■ MATERIAL FOR THIS EXERCISE ■
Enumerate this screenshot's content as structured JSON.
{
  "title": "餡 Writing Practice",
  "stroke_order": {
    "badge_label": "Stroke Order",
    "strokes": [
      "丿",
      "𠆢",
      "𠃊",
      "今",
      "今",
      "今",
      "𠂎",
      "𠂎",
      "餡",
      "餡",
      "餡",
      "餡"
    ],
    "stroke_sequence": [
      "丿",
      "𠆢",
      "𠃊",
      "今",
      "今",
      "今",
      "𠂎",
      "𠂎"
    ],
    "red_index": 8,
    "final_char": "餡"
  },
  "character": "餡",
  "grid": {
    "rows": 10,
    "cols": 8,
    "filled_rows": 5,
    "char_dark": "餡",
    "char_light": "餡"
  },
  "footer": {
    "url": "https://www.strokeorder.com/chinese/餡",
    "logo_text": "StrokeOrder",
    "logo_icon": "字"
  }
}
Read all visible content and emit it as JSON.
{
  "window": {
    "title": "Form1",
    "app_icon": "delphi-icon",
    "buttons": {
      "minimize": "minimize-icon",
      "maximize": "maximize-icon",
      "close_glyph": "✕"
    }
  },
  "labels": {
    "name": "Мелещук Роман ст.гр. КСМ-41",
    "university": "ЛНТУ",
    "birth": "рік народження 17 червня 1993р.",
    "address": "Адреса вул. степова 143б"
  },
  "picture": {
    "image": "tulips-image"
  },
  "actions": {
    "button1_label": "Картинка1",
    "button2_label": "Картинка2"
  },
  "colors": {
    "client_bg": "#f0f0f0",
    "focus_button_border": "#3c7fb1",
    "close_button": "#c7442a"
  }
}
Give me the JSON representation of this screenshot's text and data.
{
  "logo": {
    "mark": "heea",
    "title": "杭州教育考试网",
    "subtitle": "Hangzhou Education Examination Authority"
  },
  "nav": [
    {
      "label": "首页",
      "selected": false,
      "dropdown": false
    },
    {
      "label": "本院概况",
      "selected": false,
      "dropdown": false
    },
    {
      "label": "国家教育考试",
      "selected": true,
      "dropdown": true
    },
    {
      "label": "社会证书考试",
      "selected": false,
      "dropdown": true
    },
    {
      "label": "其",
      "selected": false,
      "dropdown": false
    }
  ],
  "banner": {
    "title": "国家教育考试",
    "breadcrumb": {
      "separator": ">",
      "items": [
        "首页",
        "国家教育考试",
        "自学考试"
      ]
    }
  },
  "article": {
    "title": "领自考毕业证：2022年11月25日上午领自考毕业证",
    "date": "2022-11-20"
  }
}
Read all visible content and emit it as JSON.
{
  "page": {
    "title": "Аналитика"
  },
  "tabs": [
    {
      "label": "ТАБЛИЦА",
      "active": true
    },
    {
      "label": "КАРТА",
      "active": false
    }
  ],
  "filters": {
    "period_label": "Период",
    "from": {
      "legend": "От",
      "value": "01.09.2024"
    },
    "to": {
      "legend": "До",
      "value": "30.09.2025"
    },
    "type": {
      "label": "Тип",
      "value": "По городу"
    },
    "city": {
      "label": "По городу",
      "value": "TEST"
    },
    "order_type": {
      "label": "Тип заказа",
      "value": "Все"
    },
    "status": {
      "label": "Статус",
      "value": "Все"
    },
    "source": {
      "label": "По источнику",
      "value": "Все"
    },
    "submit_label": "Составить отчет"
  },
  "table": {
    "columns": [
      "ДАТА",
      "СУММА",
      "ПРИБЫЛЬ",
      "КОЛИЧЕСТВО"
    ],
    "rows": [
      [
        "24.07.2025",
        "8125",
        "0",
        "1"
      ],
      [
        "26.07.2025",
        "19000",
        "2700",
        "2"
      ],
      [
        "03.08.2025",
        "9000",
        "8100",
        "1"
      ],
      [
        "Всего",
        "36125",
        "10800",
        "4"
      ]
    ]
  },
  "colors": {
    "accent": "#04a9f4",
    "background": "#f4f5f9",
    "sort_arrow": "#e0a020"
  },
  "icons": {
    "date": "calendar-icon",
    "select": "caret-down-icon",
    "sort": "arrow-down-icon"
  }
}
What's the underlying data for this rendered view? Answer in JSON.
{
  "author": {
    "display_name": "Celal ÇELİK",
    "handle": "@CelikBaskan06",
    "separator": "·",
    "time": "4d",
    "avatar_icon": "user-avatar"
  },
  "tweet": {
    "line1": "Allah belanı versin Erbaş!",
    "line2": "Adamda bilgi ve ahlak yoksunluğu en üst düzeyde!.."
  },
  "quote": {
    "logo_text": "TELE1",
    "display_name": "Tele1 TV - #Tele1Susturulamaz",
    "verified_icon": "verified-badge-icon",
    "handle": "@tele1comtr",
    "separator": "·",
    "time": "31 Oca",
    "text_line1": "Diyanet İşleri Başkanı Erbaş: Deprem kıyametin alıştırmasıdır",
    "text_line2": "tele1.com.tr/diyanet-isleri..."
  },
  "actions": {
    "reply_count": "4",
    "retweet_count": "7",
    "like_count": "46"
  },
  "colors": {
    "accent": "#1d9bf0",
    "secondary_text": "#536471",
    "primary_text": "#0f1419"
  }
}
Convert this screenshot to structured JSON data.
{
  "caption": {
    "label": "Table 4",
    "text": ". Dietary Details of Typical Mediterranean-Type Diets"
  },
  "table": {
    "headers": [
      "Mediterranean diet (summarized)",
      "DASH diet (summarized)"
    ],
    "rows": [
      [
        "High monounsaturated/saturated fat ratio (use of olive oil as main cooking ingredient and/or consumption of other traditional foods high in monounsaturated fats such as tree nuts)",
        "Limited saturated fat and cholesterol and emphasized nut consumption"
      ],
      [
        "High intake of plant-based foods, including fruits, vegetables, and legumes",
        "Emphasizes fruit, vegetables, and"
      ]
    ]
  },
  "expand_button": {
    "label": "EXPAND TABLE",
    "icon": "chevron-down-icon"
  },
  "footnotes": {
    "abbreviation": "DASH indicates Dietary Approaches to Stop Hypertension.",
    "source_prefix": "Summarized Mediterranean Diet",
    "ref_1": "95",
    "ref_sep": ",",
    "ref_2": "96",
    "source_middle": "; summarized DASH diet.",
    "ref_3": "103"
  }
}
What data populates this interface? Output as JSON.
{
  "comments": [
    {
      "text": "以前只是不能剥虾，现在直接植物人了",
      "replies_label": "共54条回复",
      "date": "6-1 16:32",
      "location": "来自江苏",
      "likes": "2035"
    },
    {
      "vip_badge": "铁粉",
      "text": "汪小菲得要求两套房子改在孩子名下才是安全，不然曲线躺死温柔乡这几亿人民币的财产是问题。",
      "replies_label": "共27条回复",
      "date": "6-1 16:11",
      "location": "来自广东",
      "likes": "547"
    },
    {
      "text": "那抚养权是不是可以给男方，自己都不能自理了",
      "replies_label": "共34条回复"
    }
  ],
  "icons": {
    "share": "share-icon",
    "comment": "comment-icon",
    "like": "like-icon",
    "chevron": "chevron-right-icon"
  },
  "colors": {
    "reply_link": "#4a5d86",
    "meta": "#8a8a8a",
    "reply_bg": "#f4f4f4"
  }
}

■ WORK REQUIRED ■
Extract all lines containing the word "Erbaş".

■ THE REPLY ■
    "line1": "Allah belanı versin Erbaş!",
    "text_line1": "Diyanet İşleri Başkanı Erbaş: Deprem kıyametin alıştırmasıdır",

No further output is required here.